====== DATASET

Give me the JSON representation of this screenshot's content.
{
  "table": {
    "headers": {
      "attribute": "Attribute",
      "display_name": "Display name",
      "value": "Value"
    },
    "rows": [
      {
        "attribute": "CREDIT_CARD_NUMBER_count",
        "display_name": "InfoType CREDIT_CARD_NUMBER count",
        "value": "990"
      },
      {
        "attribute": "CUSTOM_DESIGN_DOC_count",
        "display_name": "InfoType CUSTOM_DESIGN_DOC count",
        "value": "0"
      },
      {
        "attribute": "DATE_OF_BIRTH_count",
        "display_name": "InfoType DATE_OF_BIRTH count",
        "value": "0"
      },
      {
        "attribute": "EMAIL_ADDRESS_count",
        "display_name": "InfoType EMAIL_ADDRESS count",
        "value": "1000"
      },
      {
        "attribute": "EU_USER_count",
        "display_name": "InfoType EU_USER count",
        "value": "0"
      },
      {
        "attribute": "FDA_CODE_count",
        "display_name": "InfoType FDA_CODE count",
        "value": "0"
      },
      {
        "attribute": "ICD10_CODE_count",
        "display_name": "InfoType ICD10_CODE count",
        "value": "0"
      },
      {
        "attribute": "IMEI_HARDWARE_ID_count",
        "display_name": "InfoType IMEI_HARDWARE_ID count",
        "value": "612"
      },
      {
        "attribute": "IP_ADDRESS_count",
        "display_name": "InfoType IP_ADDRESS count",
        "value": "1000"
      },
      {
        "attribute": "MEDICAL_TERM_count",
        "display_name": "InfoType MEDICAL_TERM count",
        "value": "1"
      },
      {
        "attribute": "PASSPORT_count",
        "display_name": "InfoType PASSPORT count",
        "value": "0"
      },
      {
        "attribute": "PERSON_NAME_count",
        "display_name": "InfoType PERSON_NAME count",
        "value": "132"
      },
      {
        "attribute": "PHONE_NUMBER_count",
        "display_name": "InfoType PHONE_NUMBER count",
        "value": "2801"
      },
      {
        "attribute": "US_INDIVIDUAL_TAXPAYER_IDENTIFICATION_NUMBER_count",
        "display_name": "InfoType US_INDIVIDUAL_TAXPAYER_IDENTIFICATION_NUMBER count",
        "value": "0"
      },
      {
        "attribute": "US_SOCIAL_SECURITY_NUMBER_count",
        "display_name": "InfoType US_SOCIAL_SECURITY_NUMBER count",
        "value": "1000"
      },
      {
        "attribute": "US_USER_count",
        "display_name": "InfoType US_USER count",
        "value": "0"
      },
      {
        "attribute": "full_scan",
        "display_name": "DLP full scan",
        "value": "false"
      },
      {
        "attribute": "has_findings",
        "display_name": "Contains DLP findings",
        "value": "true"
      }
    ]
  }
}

============

* _TASK REQUIREMENTS_: Transcribe the data above in full, exactly.

* _FINAL RESULT_:
Give me the JSON representation of this screenshot's content.
{
  "table": {
    "headers": {
      "attribute": "Attribute",
      "display_name": "Display name",
      "value": "Value"
    },
    "rows": [
      {
        "attribute": "CREDIT_CARD_NUMBER_count",
        "display_name": "InfoType CREDIT_CARD_NUMBER count",
        "value": "990"
      },
      {
        "attribute": "CUSTOM_DESIGN_DOC_count",
        "display_name": "InfoType CUSTOM_DESIGN_DOC count",
        "value": "0"
      },
      {
        "attribute": "DATE_OF_BIRTH_count",
        "display_name": "InfoType DATE_OF_BIRTH count",
        "value": "0"
      },
      {
        "attribute": "EMAIL_ADDRESS_count",
        "display_name": "InfoType EMAIL_ADDRESS count",
        "value": "1000"
      },
      {
        "attribute": "EU_USER_count",
        "display_name": "InfoType EU_USER count",
        "value": "0"
      },
      {
        "attribute": "FDA_CODE_count",
        "display_name": "InfoType FDA_CODE count",
        "value": "0"
      },
      {
        "attribute": "ICD10_CODE_count",
        "display_name": "InfoType ICD10_CODE count",
        "value": "0"
      },
      {
        "attribute": "IMEI_HARDWARE_ID_count",
        "display_name": "InfoType IMEI_HARDWARE_ID count",
        "value": "612"
      },
      {
        "attribute": "IP_ADDRESS_count",
        "display_name": "InfoType IP_ADDRESS count",
        "value": "1000"
      },
      {
        "attribute": "MEDICAL_TERM_count",
        "display_name": "InfoType MEDICAL_TERM count",
        "value": "1"
      },
      {
        "attribute": "PASSPORT_count",
        "display_name": "InfoType PASSPORT count",
        "value": "0"
      },
      {
        "attribute": "PERSON_NAME_count",
        "display_name": "InfoType PERSON_NAME count",
        "value": "132"
      },
      {
        "attribute": "PHONE_NUMBER_count",
        "display_name": "InfoType PHONE_NUMBER count",
        "value": "2801"
      },
      {
        "attribute": "US_INDIVIDUAL_TAXPAYER_IDENTIFICATION_NUMBER_count",
        "display_name": "InfoType US_INDIVIDUAL_TAXPAYER_IDENTIFICATION_NUMBER count",
        "value": "0"
      },
      {
        "attribute": "US_SOCIAL_SECURITY_NUMBER_count",
        "display_name": "InfoType US_SOCIAL_SECURITY_NUMBER count",
        "value": "1000"
      },
      {
        "attribute": "US_USER_count",
        "display_name": "InfoType US_USER count",
        "value": "0"
      },
      {
        "attribute": "full_scan",
        "display_name": "DLP full scan",
        "value": "false"
      },
      {
        "attribute": "has_findings",
        "display_name": "Contains DLP findings",
        "value": "true"
      }
    ]
  }
}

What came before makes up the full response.